• Extracted entries
========

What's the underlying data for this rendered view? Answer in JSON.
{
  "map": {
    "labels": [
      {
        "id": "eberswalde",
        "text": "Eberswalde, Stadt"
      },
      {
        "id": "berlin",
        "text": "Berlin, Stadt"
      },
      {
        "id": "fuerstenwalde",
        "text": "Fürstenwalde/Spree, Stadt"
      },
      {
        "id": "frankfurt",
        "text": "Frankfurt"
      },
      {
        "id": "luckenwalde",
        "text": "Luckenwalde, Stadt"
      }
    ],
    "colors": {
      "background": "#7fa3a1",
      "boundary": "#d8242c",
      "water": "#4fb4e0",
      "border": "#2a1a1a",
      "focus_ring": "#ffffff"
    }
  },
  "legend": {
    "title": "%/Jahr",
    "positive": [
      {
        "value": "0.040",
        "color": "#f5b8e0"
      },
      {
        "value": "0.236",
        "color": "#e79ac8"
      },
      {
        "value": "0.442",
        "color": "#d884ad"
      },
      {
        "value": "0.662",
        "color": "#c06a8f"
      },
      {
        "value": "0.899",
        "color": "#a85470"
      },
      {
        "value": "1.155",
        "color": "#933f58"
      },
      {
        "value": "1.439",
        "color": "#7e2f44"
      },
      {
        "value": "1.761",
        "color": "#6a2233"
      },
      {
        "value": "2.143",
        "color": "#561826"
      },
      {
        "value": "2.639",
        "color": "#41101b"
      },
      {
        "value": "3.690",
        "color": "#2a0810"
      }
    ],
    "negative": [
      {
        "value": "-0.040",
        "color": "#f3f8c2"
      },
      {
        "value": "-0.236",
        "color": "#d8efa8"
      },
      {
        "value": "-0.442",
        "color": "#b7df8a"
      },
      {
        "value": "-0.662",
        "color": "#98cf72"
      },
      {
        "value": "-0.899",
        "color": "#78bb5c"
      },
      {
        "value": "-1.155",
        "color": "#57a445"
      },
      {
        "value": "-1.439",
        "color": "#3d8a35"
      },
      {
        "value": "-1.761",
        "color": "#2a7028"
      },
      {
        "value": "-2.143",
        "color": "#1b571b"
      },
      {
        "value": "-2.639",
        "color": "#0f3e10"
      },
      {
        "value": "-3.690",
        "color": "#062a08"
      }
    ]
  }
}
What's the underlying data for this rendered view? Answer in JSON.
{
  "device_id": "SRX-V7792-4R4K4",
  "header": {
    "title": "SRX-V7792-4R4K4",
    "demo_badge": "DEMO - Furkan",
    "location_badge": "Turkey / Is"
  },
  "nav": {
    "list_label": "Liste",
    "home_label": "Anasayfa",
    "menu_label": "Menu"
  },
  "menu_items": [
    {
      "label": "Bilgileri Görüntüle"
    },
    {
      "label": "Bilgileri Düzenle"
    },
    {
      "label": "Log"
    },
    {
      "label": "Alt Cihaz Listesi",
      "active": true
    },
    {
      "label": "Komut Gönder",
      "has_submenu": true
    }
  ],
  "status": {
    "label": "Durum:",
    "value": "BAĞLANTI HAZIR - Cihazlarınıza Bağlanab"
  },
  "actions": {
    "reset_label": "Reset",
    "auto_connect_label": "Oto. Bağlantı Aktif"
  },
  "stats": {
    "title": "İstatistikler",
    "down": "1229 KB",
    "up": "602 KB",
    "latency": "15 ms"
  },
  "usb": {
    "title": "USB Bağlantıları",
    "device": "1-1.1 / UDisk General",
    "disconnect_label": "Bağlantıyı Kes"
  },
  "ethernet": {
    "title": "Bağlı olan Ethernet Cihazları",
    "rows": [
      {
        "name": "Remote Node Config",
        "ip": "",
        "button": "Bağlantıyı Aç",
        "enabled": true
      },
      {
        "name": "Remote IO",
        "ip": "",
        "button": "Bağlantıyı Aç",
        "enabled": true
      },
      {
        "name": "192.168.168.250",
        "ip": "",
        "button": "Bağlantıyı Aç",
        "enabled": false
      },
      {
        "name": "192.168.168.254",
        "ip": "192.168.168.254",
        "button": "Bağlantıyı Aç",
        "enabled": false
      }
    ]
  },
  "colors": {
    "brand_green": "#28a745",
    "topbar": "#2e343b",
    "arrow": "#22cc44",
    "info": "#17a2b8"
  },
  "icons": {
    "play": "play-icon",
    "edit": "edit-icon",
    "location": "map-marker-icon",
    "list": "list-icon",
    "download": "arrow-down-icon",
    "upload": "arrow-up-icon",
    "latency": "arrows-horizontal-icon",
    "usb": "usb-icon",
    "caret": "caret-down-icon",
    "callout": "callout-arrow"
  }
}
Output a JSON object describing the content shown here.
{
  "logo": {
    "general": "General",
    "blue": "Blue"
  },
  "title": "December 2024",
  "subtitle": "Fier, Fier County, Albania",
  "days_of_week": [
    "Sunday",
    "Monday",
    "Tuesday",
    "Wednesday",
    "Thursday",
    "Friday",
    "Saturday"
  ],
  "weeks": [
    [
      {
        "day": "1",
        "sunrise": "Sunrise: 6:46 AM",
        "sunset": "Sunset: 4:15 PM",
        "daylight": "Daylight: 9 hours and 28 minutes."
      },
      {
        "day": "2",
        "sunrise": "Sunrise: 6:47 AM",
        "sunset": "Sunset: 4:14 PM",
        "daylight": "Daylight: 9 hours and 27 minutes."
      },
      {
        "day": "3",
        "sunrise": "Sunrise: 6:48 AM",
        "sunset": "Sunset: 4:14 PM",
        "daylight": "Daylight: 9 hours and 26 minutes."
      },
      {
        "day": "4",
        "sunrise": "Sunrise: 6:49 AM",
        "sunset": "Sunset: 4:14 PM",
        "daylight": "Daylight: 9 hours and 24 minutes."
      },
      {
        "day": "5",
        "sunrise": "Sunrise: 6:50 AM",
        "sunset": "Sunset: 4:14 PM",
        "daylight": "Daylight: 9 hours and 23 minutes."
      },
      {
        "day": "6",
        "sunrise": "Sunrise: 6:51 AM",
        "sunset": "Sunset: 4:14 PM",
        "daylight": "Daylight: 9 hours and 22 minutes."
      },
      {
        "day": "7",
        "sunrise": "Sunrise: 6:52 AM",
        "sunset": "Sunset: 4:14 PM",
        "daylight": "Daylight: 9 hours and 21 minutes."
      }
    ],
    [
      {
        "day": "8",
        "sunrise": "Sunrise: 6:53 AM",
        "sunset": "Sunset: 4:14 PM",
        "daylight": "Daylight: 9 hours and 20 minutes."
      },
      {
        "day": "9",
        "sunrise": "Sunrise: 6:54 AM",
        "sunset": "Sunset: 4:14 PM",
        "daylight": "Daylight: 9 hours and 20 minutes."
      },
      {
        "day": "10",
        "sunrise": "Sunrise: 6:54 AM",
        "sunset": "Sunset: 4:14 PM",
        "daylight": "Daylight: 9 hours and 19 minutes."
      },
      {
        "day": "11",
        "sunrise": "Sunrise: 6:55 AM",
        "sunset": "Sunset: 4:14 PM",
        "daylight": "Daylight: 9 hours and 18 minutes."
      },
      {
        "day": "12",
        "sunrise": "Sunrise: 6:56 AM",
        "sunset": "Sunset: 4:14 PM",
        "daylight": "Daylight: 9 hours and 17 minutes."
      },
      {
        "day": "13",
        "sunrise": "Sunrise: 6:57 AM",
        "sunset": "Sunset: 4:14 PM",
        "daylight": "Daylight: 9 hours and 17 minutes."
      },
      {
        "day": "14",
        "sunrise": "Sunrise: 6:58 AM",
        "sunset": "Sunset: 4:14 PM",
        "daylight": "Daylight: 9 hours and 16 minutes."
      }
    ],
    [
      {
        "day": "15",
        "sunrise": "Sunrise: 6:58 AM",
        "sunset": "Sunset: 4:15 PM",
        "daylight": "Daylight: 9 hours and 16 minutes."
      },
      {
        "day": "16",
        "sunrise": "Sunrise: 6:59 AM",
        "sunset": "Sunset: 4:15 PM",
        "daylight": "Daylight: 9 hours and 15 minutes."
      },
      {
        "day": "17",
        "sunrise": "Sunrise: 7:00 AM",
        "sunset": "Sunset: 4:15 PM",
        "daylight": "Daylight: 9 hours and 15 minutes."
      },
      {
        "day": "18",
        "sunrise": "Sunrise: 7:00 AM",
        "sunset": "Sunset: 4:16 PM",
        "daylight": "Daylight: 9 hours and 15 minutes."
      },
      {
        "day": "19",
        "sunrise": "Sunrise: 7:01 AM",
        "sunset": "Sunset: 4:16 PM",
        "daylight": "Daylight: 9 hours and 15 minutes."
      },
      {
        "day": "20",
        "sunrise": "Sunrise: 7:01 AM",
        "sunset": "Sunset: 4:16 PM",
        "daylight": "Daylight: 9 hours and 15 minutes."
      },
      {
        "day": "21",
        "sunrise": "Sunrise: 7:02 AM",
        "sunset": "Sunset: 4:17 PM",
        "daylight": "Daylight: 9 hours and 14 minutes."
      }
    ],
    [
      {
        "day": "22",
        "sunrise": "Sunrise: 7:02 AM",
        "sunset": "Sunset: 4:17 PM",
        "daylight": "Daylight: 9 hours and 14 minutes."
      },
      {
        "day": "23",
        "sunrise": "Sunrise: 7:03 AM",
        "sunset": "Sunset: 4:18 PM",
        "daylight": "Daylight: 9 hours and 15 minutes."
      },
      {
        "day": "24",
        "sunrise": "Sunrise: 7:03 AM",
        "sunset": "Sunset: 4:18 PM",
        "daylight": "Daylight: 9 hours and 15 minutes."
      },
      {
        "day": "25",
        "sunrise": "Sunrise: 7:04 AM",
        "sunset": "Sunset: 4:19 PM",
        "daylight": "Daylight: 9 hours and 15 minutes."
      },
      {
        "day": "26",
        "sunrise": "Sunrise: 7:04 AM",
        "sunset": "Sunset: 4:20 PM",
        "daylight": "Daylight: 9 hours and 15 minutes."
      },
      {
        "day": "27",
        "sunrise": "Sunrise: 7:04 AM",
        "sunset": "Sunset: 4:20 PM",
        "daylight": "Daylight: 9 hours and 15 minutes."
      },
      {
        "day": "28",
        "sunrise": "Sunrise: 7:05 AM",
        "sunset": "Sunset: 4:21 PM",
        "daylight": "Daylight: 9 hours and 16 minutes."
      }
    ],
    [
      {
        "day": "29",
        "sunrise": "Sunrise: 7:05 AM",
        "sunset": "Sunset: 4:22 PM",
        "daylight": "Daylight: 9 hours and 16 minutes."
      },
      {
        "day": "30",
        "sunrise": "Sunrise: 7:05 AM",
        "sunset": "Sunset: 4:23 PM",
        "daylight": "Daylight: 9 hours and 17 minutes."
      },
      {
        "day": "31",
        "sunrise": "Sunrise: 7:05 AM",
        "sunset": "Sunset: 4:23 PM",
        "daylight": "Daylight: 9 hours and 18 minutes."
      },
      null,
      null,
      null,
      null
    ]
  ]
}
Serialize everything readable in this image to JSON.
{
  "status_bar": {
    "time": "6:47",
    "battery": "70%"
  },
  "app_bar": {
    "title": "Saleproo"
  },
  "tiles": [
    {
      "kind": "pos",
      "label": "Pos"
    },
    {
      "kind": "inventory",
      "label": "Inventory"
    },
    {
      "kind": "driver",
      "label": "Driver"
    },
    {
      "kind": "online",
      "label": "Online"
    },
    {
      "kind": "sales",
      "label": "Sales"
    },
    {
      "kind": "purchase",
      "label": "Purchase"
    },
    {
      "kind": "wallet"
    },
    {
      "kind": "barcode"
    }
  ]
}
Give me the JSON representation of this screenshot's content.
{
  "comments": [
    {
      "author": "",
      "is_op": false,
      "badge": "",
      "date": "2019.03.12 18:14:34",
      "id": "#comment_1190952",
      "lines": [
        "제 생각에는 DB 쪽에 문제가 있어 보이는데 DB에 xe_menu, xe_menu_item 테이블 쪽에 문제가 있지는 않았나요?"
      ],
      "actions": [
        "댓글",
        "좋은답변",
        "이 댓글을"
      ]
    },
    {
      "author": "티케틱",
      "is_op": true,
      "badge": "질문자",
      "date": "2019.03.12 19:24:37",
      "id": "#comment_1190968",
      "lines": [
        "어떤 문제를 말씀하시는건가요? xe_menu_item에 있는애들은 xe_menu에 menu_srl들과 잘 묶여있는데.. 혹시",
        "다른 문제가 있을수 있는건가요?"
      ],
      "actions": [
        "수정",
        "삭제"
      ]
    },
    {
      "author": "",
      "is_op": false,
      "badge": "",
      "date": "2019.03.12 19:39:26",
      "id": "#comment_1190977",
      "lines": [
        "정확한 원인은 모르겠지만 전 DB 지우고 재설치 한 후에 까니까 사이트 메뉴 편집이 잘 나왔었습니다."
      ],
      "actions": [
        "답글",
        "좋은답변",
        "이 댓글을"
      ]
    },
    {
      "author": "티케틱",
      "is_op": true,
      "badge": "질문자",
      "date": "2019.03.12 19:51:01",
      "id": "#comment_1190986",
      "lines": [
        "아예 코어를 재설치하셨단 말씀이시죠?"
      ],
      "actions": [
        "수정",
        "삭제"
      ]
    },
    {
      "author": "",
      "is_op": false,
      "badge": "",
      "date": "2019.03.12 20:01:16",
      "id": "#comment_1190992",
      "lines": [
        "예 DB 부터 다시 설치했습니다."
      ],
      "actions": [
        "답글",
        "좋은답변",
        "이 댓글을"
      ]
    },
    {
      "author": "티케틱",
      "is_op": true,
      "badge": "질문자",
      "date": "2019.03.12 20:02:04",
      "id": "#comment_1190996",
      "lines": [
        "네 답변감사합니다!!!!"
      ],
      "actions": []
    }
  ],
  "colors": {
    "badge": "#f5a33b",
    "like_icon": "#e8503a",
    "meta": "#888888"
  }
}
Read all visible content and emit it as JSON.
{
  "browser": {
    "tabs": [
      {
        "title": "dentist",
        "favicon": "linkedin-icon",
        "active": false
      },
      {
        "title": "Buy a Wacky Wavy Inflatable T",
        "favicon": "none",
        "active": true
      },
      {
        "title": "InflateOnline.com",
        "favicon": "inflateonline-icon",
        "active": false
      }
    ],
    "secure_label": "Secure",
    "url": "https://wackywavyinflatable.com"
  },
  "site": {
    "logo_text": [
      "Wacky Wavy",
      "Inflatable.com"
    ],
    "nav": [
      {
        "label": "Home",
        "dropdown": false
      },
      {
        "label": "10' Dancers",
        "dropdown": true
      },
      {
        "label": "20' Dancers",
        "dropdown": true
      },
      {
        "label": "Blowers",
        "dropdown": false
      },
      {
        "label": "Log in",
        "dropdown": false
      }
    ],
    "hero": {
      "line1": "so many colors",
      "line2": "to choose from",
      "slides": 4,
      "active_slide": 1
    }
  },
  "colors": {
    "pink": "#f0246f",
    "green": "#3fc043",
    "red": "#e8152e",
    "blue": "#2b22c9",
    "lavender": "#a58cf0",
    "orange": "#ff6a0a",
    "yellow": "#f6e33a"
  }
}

========

• The task
Say, as a single number and nothing more, how many lines of the entries contain the word "Bilgileri".

• Result for this exercise
2